- PROBLEM DESCRIPTION -
Make a verbatim copy of the entries below; pictures stay out.
##### SOURCE MATERIAL
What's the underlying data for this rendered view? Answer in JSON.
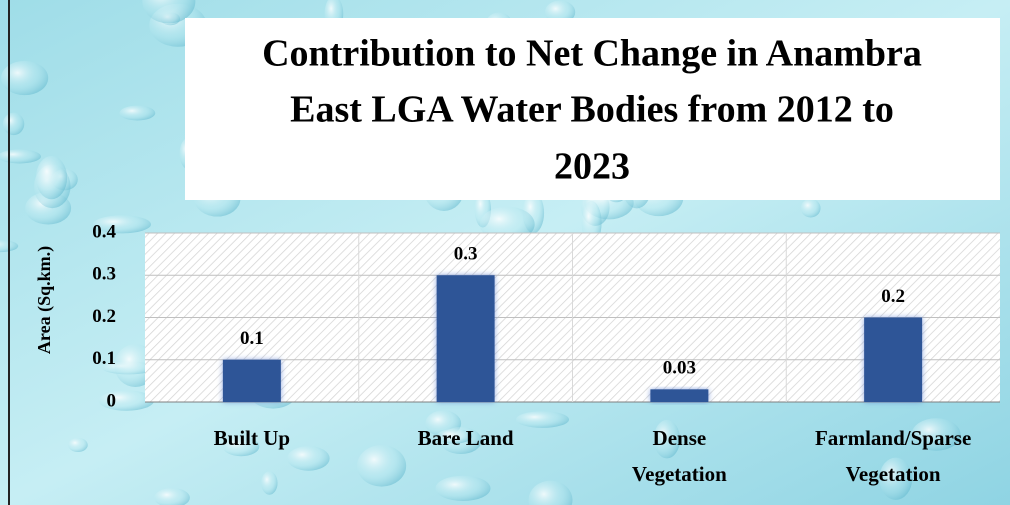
{
  "chart_data": {
    "type": "bar",
    "title": [
      "Contribution to Net Change in Anambra",
      "East LGA Water Bodies from 2012 to",
      "2023"
    ],
    "y_label": "Area (Sq.km.)",
    "categories": [
      "Built Up",
      "Bare Land",
      "Dense Vegetation",
      "Farmland/Sparse Vegetation"
    ],
    "values": [
      0.1,
      0.3,
      0.03,
      0.2
    ],
    "color": "#2f5597",
    "ylim": [
      0,
      0.4
    ],
    "yticks": [
      0,
      0.1,
      0.2,
      0.3,
      0.4
    ],
    "grid": true
  }
}
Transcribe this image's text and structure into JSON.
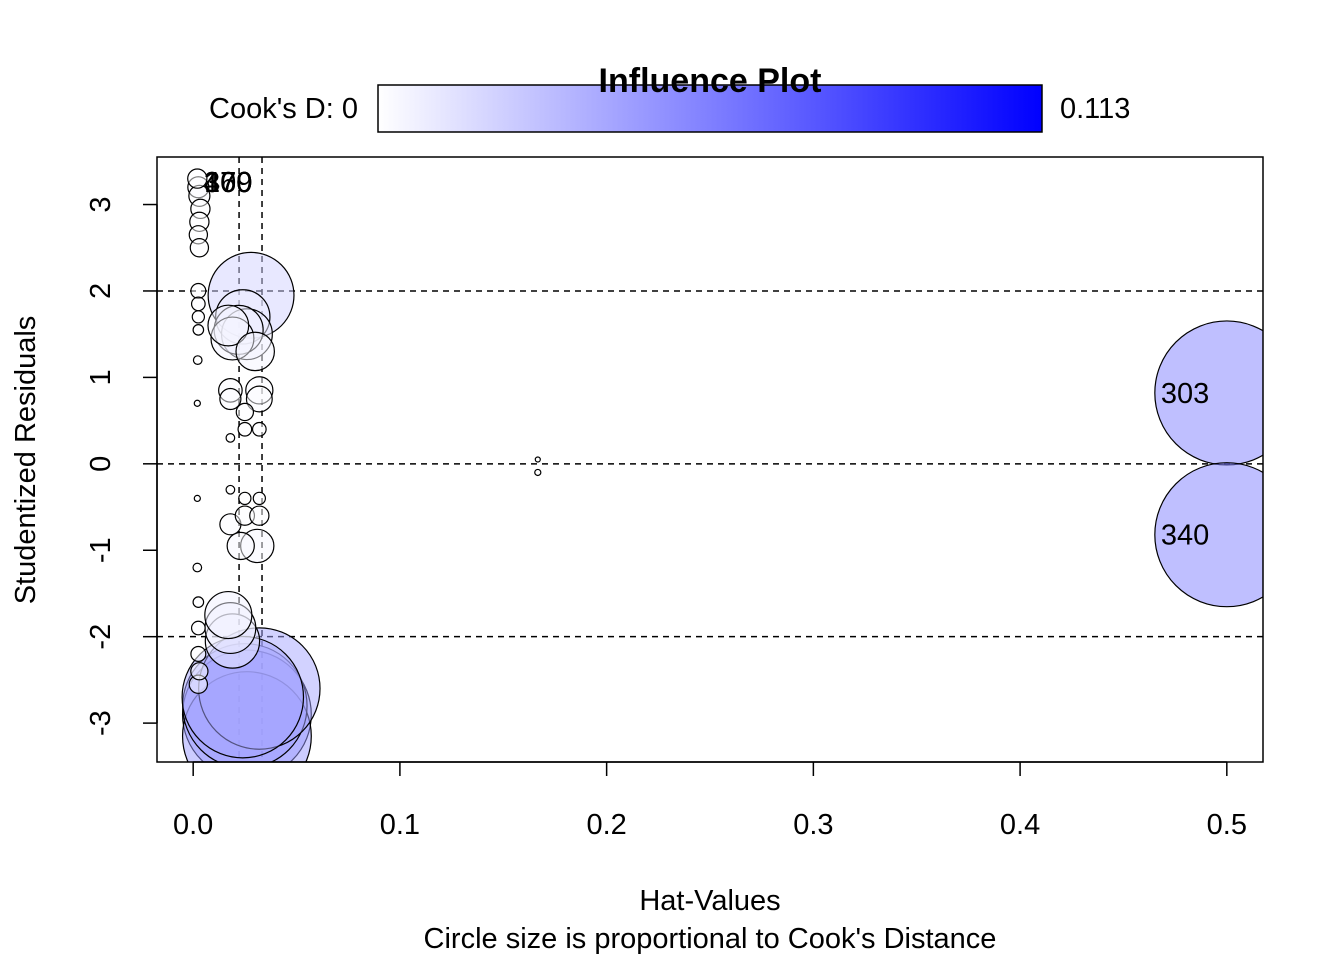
##########
- PROBLEM SOLUTION -
What's the underlying data for this rendered view? Answer in JSON.
{
  "chart_data": {
    "type": "bar",
    "title": [
      "Contribution to Net Change in Anambra",
      "East LGA Water Bodies from 2012 to",
      "2023"
    ],
    "y_label": "Area (Sq.km.)",
    "categories": [
      "Built Up",
      "Bare Land",
      "Dense Vegetation",
      "Farmland/Sparse Vegetation"
    ],
    "values": [
      0.1,
      0.3,
      0.03,
      0.2
    ],
    "color": "#2f5597",
    "ylim": [
      0,
      0.4
    ],
    "yticks": [
      0,
      0.1,
      0.2,
      0.3,
      0.4
    ],
    "grid": true
  }
}
Transcribe this image's text and structure into JSON.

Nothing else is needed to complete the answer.